## Exercise brief
Please reproduce all of the material below, line for line and without any changes.

## Supplied information
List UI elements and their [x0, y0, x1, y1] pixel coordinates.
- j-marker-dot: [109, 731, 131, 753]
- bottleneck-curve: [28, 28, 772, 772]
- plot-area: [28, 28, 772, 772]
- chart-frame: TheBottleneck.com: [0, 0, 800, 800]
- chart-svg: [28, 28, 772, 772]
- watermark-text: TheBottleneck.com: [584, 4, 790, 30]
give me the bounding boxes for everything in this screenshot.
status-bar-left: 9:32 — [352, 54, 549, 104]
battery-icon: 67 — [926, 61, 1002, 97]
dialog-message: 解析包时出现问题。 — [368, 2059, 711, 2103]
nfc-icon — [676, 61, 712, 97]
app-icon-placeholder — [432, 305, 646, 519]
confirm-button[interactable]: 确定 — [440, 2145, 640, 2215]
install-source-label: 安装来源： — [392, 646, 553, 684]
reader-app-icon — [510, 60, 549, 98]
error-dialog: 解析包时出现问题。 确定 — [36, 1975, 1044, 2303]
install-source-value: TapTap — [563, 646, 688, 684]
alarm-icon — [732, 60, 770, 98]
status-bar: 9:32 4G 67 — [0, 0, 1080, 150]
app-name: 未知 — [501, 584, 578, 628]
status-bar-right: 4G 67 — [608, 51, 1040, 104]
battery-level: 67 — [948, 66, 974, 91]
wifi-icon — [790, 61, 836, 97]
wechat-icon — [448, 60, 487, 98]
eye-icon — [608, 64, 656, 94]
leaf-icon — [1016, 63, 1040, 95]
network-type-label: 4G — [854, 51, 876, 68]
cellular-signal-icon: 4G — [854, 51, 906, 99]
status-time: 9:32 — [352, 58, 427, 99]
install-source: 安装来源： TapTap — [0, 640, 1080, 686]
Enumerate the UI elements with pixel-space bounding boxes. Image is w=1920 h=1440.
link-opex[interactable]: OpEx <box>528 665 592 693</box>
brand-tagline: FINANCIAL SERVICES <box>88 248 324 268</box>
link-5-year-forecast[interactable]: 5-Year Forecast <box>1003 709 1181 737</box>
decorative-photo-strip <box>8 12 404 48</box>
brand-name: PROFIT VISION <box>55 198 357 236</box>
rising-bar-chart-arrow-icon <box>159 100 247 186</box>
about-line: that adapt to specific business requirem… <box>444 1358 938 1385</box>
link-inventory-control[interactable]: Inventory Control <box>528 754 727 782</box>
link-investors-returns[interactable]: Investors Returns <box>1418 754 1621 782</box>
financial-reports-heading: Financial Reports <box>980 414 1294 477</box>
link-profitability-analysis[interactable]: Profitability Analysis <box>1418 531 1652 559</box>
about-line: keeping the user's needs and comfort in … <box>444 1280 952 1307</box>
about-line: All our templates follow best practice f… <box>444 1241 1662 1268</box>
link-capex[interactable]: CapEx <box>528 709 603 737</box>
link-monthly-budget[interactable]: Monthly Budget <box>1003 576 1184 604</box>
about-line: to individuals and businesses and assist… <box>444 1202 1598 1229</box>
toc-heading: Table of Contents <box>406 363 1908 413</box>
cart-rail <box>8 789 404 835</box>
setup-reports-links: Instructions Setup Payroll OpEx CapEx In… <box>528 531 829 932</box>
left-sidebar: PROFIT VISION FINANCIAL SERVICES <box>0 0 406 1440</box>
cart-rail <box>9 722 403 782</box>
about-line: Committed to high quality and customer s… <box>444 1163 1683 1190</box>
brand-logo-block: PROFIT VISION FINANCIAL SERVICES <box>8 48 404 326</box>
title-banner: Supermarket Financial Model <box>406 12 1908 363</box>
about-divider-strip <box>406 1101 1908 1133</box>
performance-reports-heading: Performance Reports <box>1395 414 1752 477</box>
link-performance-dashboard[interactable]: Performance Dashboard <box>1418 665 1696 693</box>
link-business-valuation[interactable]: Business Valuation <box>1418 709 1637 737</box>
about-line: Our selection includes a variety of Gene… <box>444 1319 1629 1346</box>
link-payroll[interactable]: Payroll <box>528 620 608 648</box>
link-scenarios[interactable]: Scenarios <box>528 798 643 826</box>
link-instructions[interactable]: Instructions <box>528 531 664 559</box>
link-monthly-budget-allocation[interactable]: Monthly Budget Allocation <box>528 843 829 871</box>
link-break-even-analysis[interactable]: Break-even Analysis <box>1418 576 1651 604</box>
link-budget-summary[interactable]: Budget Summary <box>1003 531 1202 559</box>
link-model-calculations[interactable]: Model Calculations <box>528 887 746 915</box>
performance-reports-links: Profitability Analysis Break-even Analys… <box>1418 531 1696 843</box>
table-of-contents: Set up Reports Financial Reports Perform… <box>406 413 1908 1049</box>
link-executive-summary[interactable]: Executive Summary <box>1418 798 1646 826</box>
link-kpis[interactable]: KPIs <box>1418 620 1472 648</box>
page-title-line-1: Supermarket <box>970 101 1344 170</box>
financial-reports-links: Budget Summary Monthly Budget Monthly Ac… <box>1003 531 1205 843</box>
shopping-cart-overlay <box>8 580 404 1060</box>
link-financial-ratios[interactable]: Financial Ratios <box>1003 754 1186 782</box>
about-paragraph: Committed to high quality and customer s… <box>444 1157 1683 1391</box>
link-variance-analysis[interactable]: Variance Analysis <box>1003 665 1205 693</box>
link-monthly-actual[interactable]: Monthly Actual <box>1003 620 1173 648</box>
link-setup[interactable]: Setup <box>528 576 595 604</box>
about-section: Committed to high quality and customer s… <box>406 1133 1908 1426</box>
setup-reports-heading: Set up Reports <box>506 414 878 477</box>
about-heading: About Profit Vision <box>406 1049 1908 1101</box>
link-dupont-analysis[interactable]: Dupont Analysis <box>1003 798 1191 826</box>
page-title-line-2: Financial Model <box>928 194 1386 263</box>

## Finished task
List UI elements and their [x0, y0, x1, y1] pixel coordinates.
- j-marker-dot: [109, 731, 131, 753]
- bottleneck-curve: [28, 28, 772, 772]
- plot-area: [28, 28, 772, 772]
- chart-frame: TheBottleneck.com: [0, 0, 800, 800]
- chart-svg: [28, 28, 772, 772]
- watermark-text: TheBottleneck.com: [584, 4, 790, 30]
give me the bounding boxes for everything in this screenshot.
status-bar-left: 9:32 — [352, 54, 549, 104]
battery-icon: 67 — [926, 61, 1002, 97]
dialog-message: 解析包时出现问题。 — [368, 2059, 711, 2103]
nfc-icon — [676, 61, 712, 97]
app-icon-placeholder — [432, 305, 646, 519]
confirm-button[interactable]: 确定 — [440, 2145, 640, 2215]
install-source-label: 安装来源： — [392, 646, 553, 684]
reader-app-icon — [510, 60, 549, 98]
error-dialog: 解析包时出现问题。 确定 — [36, 1975, 1044, 2303]
install-source-value: TapTap — [563, 646, 688, 684]
alarm-icon — [732, 60, 770, 98]
status-bar: 9:32 4G 67 — [0, 0, 1080, 150]
app-name: 未知 — [501, 584, 578, 628]
status-bar-right: 4G 67 — [608, 51, 1040, 104]
battery-level: 67 — [948, 66, 974, 91]
wifi-icon — [790, 61, 836, 97]
wechat-icon — [448, 60, 487, 98]
eye-icon — [608, 64, 656, 94]
leaf-icon — [1016, 63, 1040, 95]
network-type-label: 4G — [854, 51, 876, 68]
cellular-signal-icon: 4G — [854, 51, 906, 99]
status-time: 9:32 — [352, 58, 427, 99]
install-source: 安装来源： TapTap — [0, 640, 1080, 686]
Enumerate the UI elements with pixel-space bounding boxes. Image is w=1920 h=1440.
link-opex[interactable]: OpEx <box>528 665 592 693</box>
brand-tagline: FINANCIAL SERVICES <box>88 248 324 268</box>
link-5-year-forecast[interactable]: 5-Year Forecast <box>1003 709 1181 737</box>
decorative-photo-strip <box>8 12 404 48</box>
brand-name: PROFIT VISION <box>55 198 357 236</box>
rising-bar-chart-arrow-icon <box>159 100 247 186</box>
about-line: that adapt to specific business requirem… <box>444 1358 938 1385</box>
link-inventory-control[interactable]: Inventory Control <box>528 754 727 782</box>
link-investors-returns[interactable]: Investors Returns <box>1418 754 1621 782</box>
financial-reports-heading: Financial Reports <box>980 414 1294 477</box>
link-profitability-analysis[interactable]: Profitability Analysis <box>1418 531 1652 559</box>
about-line: keeping the user's needs and comfort in … <box>444 1280 952 1307</box>
about-line: All our templates follow best practice f… <box>444 1241 1662 1268</box>
link-capex[interactable]: CapEx <box>528 709 603 737</box>
link-monthly-budget[interactable]: Monthly Budget <box>1003 576 1184 604</box>
about-line: to individuals and businesses and assist… <box>444 1202 1598 1229</box>
toc-heading: Table of Contents <box>406 363 1908 413</box>
cart-rail <box>8 789 404 835</box>
setup-reports-links: Instructions Setup Payroll OpEx CapEx In… <box>528 531 829 932</box>
left-sidebar: PROFIT VISION FINANCIAL SERVICES <box>0 0 406 1440</box>
cart-rail <box>9 722 403 782</box>
about-line: Committed to high quality and customer s… <box>444 1163 1683 1190</box>
brand-logo-block: PROFIT VISION FINANCIAL SERVICES <box>8 48 404 326</box>
title-banner: Supermarket Financial Model <box>406 12 1908 363</box>
about-divider-strip <box>406 1101 1908 1133</box>
performance-reports-heading: Performance Reports <box>1395 414 1752 477</box>
link-performance-dashboard[interactable]: Performance Dashboard <box>1418 665 1696 693</box>
link-business-valuation[interactable]: Business Valuation <box>1418 709 1637 737</box>
about-line: Our selection includes a variety of Gene… <box>444 1319 1629 1346</box>
link-payroll[interactable]: Payroll <box>528 620 608 648</box>
link-scenarios[interactable]: Scenarios <box>528 798 643 826</box>
link-instructions[interactable]: Instructions <box>528 531 664 559</box>
link-monthly-budget-allocation[interactable]: Monthly Budget Allocation <box>528 843 829 871</box>
link-break-even-analysis[interactable]: Break-even Analysis <box>1418 576 1651 604</box>
link-budget-summary[interactable]: Budget Summary <box>1003 531 1202 559</box>
link-model-calculations[interactable]: Model Calculations <box>528 887 746 915</box>
performance-reports-links: Profitability Analysis Break-even Analys… <box>1418 531 1696 843</box>
table-of-contents: Set up Reports Financial Reports Perform… <box>406 413 1908 1049</box>
link-executive-summary[interactable]: Executive Summary <box>1418 798 1646 826</box>
link-kpis[interactable]: KPIs <box>1418 620 1472 648</box>
page-title-line-1: Supermarket <box>970 101 1344 170</box>
financial-reports-links: Budget Summary Monthly Budget Monthly Ac… <box>1003 531 1205 843</box>
shopping-cart-overlay <box>8 580 404 1060</box>
link-financial-ratios[interactable]: Financial Ratios <box>1003 754 1186 782</box>
about-paragraph: Committed to high quality and customer s… <box>444 1157 1683 1391</box>
link-variance-analysis[interactable]: Variance Analysis <box>1003 665 1205 693</box>
link-monthly-actual[interactable]: Monthly Actual <box>1003 620 1173 648</box>
link-setup[interactable]: Setup <box>528 576 595 604</box>
about-section: Committed to high quality and customer s… <box>406 1133 1908 1426</box>
setup-reports-heading: Set up Reports <box>506 414 878 477</box>
about-heading: About Profit Vision <box>406 1049 1908 1101</box>
link-dupont-analysis[interactable]: Dupont Analysis <box>1003 798 1191 826</box>
page-title-line-2: Financial Model <box>928 194 1386 263</box>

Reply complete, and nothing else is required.